■ **SUPPLIED INFORMATION**
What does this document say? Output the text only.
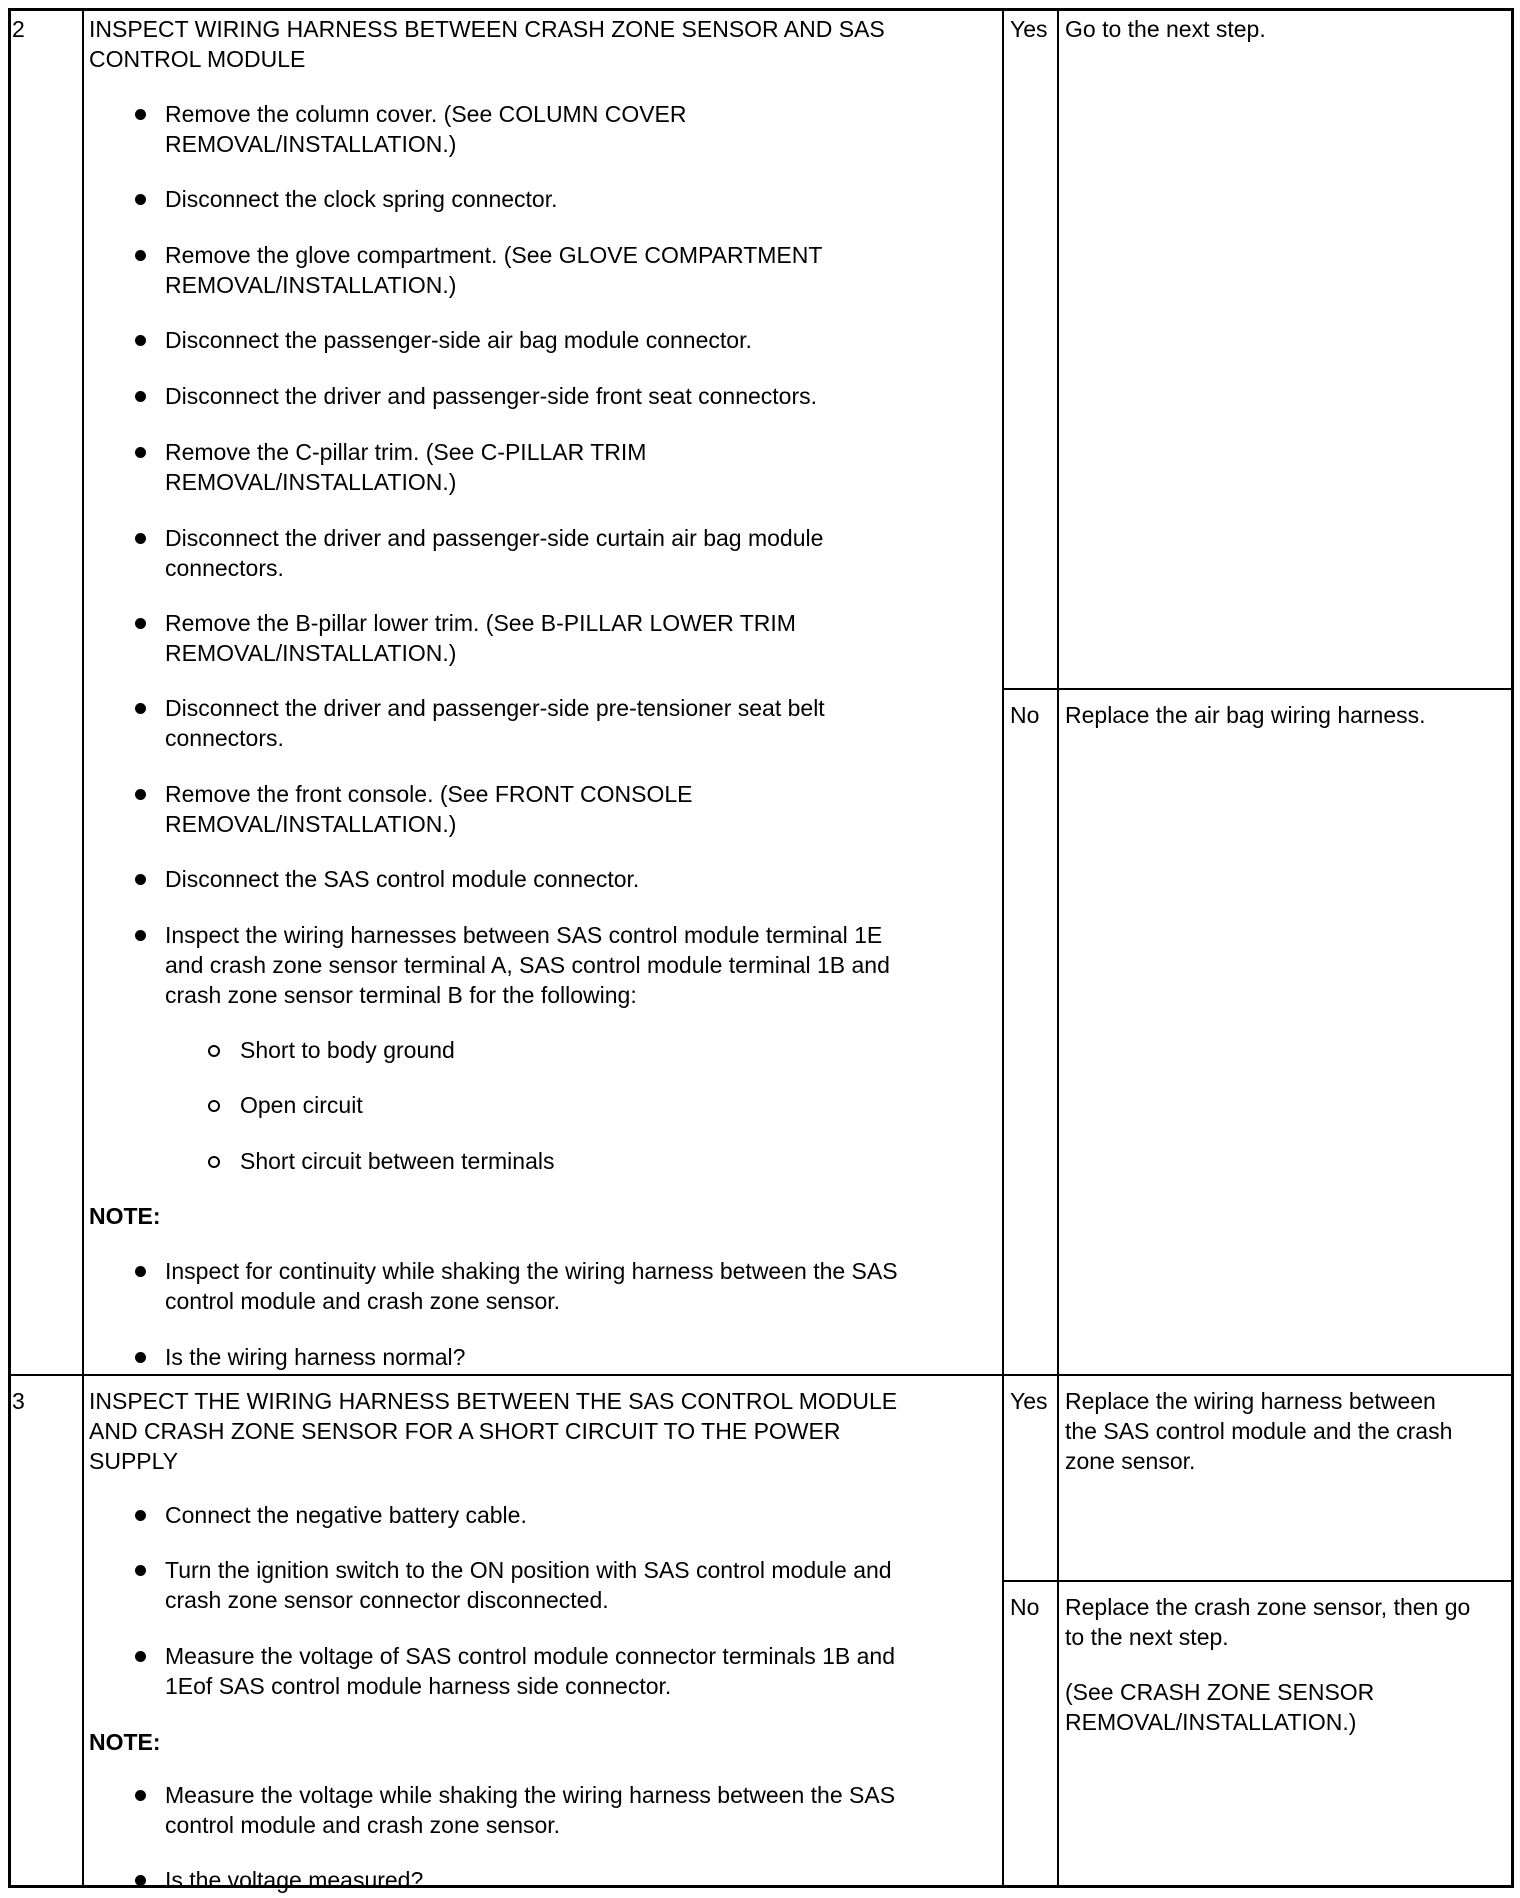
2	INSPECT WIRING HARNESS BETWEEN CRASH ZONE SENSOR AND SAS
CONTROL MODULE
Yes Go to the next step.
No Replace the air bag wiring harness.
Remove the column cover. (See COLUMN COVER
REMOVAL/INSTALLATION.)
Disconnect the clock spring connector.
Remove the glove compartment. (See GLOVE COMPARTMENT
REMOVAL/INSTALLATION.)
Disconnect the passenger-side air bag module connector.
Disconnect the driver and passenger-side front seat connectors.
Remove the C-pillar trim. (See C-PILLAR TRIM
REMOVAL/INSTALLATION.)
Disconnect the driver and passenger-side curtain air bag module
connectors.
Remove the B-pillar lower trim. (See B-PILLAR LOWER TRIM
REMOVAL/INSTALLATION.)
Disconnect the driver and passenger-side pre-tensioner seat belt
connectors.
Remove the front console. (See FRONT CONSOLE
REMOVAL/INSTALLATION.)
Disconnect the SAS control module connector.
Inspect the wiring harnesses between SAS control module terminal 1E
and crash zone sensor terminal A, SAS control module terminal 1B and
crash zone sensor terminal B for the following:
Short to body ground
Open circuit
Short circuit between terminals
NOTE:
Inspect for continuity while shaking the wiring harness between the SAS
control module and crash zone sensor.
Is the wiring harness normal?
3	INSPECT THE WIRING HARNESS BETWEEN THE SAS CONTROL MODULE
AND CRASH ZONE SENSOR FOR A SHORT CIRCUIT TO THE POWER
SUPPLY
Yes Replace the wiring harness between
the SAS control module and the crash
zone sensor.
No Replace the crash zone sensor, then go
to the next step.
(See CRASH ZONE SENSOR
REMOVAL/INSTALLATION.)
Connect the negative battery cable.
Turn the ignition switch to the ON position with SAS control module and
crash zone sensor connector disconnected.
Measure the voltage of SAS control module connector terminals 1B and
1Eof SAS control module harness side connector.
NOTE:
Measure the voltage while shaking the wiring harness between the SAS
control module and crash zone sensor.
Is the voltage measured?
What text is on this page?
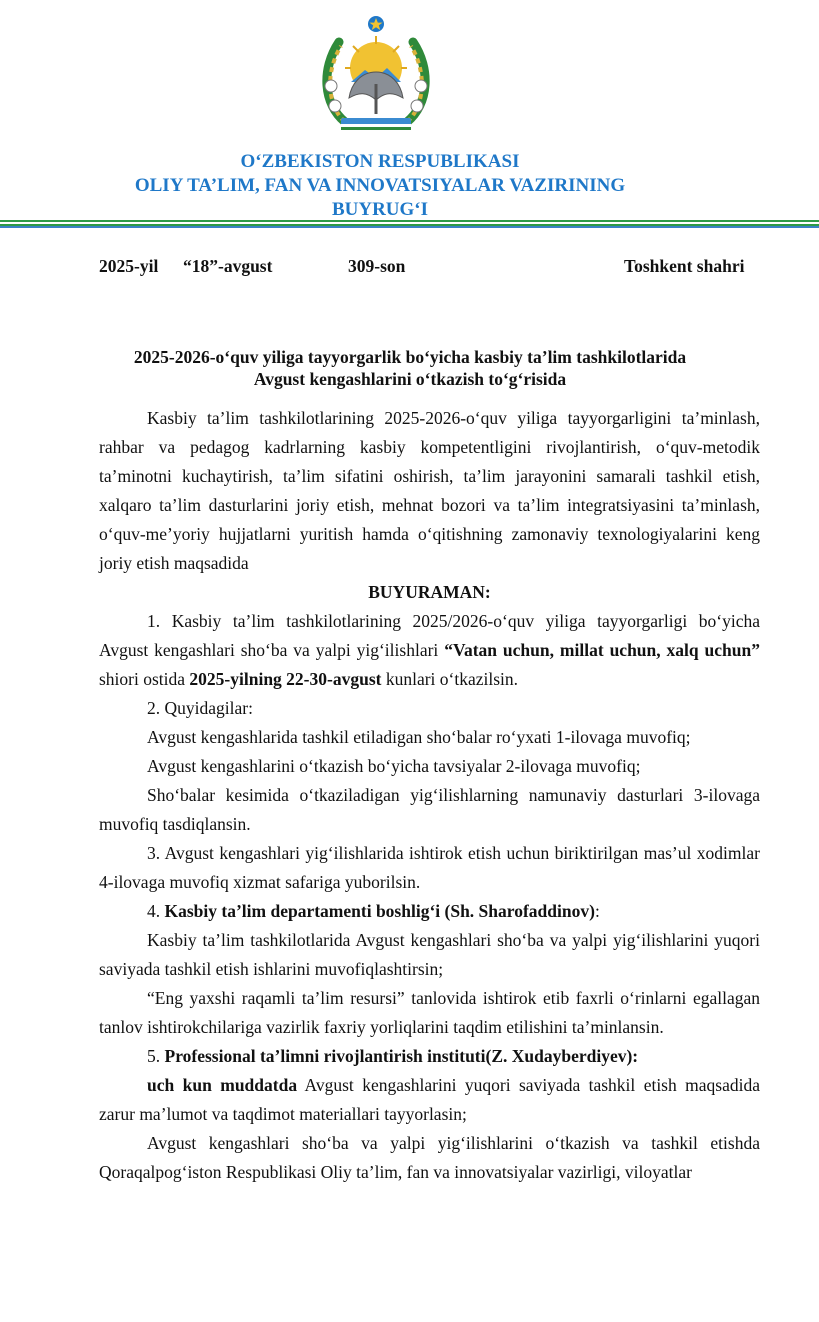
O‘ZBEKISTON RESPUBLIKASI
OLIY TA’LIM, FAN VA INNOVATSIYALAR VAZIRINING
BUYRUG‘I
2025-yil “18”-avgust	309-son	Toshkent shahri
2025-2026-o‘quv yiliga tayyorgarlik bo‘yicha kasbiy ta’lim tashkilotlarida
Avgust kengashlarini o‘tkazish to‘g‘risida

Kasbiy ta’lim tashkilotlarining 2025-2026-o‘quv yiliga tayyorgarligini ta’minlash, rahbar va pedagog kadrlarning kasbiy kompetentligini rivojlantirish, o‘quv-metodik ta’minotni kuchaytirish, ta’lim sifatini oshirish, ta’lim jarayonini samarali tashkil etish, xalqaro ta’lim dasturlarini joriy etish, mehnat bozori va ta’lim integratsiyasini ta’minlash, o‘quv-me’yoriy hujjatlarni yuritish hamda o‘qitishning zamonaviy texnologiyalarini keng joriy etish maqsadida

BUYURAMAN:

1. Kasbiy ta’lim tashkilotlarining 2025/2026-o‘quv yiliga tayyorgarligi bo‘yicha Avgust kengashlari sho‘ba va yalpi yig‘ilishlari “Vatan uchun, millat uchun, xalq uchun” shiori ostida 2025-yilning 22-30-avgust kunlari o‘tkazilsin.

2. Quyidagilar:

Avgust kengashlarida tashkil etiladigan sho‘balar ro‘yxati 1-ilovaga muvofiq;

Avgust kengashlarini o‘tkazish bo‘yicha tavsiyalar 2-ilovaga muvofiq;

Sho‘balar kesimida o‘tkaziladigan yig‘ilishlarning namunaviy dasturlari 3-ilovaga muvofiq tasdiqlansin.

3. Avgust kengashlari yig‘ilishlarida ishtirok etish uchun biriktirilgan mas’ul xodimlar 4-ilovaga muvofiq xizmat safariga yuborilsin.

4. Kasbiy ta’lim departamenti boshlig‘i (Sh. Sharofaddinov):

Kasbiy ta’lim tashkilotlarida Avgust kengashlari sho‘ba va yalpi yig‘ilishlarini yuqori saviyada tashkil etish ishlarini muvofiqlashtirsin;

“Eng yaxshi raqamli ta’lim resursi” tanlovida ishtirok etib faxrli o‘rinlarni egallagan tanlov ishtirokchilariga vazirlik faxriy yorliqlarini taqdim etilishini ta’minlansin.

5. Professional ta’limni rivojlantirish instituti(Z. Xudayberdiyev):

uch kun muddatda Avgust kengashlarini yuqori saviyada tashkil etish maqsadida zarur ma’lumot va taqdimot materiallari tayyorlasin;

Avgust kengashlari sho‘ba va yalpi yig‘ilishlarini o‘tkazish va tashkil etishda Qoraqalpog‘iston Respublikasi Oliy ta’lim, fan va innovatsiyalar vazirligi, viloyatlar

■ **WRITTEN TASK**
Without including any pictures, please restate all the records exactly.

■ **SOLVED PROBLEM**
What does this document say? Output the text only.
2	INSPECT WIRING HARNESS BETWEEN CRASH ZONE SENSOR AND SAS
CONTROL MODULE
Yes Go to the next step.
No Replace the air bag wiring harness.
Remove the column cover. (See COLUMN COVER
REMOVAL/INSTALLATION.)
Disconnect the clock spring connector.
Remove the glove compartment. (See GLOVE COMPARTMENT
REMOVAL/INSTALLATION.)
Disconnect the passenger-side air bag module connector.
Disconnect the driver and passenger-side front seat connectors.
Remove the C-pillar trim. (See C-PILLAR TRIM
REMOVAL/INSTALLATION.)
Disconnect the driver and passenger-side curtain air bag module
connectors.
Remove the B-pillar lower trim. (See B-PILLAR LOWER TRIM
REMOVAL/INSTALLATION.)
Disconnect the driver and passenger-side pre-tensioner seat belt
connectors.
Remove the front console. (See FRONT CONSOLE
REMOVAL/INSTALLATION.)
Disconnect the SAS control module connector.
Inspect the wiring harnesses between SAS control module terminal 1E
and crash zone sensor terminal A, SAS control module terminal 1B and
crash zone sensor terminal B for the following:
Short to body ground
Open circuit
Short circuit between terminals
NOTE:
Inspect for continuity while shaking the wiring harness between the SAS
control module and crash zone sensor.
Is the wiring harness normal?
3	INSPECT THE WIRING HARNESS BETWEEN THE SAS CONTROL MODULE
AND CRASH ZONE SENSOR FOR A SHORT CIRCUIT TO THE POWER
SUPPLY
Yes Replace the wiring harness between
the SAS control module and the crash
zone sensor.
No Replace the crash zone sensor, then go
to the next step.
(See CRASH ZONE SENSOR
REMOVAL/INSTALLATION.)
Connect the negative battery cable.
Turn the ignition switch to the ON position with SAS control module and
crash zone sensor connector disconnected.
Measure the voltage of SAS control module connector terminals 1B and
1Eof SAS control module harness side connector.
NOTE:
Measure the voltage while shaking the wiring harness between the SAS
control module and crash zone sensor.
Is the voltage measured?
What text is on this page?
O‘ZBEKISTON RESPUBLIKASI
OLIY TA’LIM, FAN VA INNOVATSIYALAR VAZIRINING
BUYRUG‘I
2025-yil “18”-avgust	309-son	Toshkent shahri
2025-2026-o‘quv yiliga tayyorgarlik bo‘yicha kasbiy ta’lim tashkilotlarida
Avgust kengashlarini o‘tkazish to‘g‘risida

Kasbiy ta’lim tashkilotlarining 2025-2026-o‘quv yiliga tayyorgarligini ta’minlash, rahbar va pedagog kadrlarning kasbiy kompetentligini rivojlantirish, o‘quv-metodik ta’minotni kuchaytirish, ta’lim sifatini oshirish, ta’lim jarayonini samarali tashkil etish, xalqaro ta’lim dasturlarini joriy etish, mehnat bozori va ta’lim integratsiyasini ta’minlash, o‘quv-me’yoriy hujjatlarni yuritish hamda o‘qitishning zamonaviy texnologiyalarini keng joriy etish maqsadida

BUYURAMAN:

1. Kasbiy ta’lim tashkilotlarining 2025/2026-o‘quv yiliga tayyorgarligi bo‘yicha Avgust kengashlari sho‘ba va yalpi yig‘ilishlari “Vatan uchun, millat uchun, xalq uchun” shiori ostida 2025-yilning 22-30-avgust kunlari o‘tkazilsin.

2. Quyidagilar:

Avgust kengashlarida tashkil etiladigan sho‘balar ro‘yxati 1-ilovaga muvofiq;

Avgust kengashlarini o‘tkazish bo‘yicha tavsiyalar 2-ilovaga muvofiq;

Sho‘balar kesimida o‘tkaziladigan yig‘ilishlarning namunaviy dasturlari 3-ilovaga muvofiq tasdiqlansin.

3. Avgust kengashlari yig‘ilishlarida ishtirok etish uchun biriktirilgan mas’ul xodimlar 4-ilovaga muvofiq xizmat safariga yuborilsin.

4. Kasbiy ta’lim departamenti boshlig‘i (Sh. Sharofaddinov):

Kasbiy ta’lim tashkilotlarida Avgust kengashlari sho‘ba va yalpi yig‘ilishlarini yuqori saviyada tashkil etish ishlarini muvofiqlashtirsin;

“Eng yaxshi raqamli ta’lim resursi” tanlovida ishtirok etib faxrli o‘rinlarni egallagan tanlov ishtirokchilariga vazirlik faxriy yorliqlarini taqdim etilishini ta’minlansin.

5. Professional ta’limni rivojlantirish instituti(Z. Xudayberdiyev):

uch kun muddatda Avgust kengashlarini yuqori saviyada tashkil etish maqsadida zarur ma’lumot va taqdimot materiallari tayyorlasin;

Avgust kengashlari sho‘ba va yalpi yig‘ilishlarini o‘tkazish va tashkil etishda Qoraqalpog‘iston Respublikasi Oliy ta’lim, fan va innovatsiyalar vazirligi, viloyatlar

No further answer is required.